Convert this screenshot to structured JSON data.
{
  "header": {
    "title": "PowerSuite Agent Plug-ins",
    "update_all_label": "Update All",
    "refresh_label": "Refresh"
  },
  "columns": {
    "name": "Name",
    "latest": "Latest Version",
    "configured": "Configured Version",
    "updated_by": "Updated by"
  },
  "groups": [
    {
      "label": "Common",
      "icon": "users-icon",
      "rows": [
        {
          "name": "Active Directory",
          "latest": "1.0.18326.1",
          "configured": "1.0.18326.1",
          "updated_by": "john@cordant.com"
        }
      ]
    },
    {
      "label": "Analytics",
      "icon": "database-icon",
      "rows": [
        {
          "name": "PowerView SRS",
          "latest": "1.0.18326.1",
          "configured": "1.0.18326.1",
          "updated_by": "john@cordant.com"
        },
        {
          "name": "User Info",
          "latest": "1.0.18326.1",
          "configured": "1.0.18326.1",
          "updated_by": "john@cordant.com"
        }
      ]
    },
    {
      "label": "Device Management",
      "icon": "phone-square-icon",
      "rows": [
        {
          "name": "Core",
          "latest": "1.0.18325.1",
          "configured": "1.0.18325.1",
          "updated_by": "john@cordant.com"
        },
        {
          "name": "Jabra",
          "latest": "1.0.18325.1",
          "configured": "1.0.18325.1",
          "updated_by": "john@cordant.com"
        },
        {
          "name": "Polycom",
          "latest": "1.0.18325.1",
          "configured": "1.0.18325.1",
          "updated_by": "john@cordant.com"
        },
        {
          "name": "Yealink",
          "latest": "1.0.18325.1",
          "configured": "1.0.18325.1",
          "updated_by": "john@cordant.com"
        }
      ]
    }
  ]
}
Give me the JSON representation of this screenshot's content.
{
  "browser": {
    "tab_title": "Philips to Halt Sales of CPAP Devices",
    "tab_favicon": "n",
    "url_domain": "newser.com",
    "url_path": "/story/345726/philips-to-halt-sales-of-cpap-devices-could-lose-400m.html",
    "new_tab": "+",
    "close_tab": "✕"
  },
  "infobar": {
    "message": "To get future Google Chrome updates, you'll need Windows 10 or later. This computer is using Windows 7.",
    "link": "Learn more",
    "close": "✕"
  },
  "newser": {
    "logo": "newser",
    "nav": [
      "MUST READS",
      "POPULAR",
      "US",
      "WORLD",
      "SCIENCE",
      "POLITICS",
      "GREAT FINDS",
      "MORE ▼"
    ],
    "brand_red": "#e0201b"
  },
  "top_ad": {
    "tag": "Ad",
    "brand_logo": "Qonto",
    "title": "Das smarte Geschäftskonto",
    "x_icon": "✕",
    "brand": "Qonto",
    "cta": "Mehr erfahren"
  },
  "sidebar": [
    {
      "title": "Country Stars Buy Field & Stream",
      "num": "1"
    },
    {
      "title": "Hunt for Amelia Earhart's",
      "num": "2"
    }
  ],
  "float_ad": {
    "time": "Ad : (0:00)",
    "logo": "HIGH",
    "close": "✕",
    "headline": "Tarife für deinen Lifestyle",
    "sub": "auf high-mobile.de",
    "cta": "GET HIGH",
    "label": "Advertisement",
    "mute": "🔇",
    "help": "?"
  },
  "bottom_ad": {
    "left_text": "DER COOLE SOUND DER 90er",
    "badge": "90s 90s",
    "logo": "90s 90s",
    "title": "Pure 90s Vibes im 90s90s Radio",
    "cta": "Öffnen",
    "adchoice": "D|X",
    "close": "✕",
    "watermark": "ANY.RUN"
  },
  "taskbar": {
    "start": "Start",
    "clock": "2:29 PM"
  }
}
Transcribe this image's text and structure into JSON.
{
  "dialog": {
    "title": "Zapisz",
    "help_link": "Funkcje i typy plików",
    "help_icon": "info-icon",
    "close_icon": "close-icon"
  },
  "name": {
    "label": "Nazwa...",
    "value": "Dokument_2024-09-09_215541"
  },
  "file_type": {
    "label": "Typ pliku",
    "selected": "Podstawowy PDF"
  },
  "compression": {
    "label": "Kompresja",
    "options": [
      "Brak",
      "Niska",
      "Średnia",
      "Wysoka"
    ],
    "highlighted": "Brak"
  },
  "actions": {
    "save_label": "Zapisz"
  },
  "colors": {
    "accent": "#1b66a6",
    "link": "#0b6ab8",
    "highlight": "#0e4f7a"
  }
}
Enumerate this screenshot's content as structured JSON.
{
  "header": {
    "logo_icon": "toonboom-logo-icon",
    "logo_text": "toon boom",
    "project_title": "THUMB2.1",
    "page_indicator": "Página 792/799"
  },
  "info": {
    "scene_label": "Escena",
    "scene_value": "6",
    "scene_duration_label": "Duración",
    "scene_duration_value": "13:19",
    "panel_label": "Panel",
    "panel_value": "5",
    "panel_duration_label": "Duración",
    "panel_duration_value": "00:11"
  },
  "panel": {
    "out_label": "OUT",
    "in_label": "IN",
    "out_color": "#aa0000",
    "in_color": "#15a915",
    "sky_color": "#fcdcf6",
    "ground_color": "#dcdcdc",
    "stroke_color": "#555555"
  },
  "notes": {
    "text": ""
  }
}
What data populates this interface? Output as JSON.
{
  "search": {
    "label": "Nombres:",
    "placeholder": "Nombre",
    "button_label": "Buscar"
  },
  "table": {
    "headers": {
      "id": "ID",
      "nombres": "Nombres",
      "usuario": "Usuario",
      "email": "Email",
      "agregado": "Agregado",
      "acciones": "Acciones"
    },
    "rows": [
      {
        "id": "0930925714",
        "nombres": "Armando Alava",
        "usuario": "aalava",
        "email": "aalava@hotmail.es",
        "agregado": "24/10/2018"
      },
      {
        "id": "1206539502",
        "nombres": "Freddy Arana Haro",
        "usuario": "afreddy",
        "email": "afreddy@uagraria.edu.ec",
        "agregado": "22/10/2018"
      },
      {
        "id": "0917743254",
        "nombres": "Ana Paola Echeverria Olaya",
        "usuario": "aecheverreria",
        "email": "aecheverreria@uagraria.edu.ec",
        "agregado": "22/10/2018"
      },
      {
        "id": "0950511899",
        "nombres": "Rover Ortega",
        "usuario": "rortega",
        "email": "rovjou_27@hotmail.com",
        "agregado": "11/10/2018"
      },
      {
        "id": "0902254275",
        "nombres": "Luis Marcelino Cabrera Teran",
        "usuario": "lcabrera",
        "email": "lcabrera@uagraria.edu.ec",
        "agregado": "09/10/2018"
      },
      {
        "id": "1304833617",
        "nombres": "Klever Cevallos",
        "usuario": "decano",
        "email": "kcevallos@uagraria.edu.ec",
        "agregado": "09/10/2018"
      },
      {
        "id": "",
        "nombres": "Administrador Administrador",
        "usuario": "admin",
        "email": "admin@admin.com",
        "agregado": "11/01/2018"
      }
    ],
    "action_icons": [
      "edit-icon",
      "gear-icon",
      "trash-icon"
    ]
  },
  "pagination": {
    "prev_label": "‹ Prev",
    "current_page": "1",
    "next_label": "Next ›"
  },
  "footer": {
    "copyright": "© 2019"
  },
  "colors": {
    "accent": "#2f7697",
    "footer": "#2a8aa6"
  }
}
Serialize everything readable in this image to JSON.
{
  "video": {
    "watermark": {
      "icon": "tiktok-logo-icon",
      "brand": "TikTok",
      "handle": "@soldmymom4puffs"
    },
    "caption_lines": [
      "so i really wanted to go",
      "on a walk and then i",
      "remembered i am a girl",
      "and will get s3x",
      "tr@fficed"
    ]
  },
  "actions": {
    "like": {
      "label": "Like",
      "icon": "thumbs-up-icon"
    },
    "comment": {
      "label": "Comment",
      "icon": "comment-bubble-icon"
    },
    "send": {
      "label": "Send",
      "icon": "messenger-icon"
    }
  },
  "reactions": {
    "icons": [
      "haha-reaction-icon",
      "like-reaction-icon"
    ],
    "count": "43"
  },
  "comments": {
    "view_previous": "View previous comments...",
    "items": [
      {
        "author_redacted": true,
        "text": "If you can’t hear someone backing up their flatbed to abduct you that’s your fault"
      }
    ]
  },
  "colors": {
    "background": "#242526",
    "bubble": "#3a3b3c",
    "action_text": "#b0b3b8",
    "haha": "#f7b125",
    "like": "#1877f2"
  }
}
--------------------------------
• REQUEST: Give the number of lines in the listing above that contain "comments", and nothing else.

• ANSWER: 2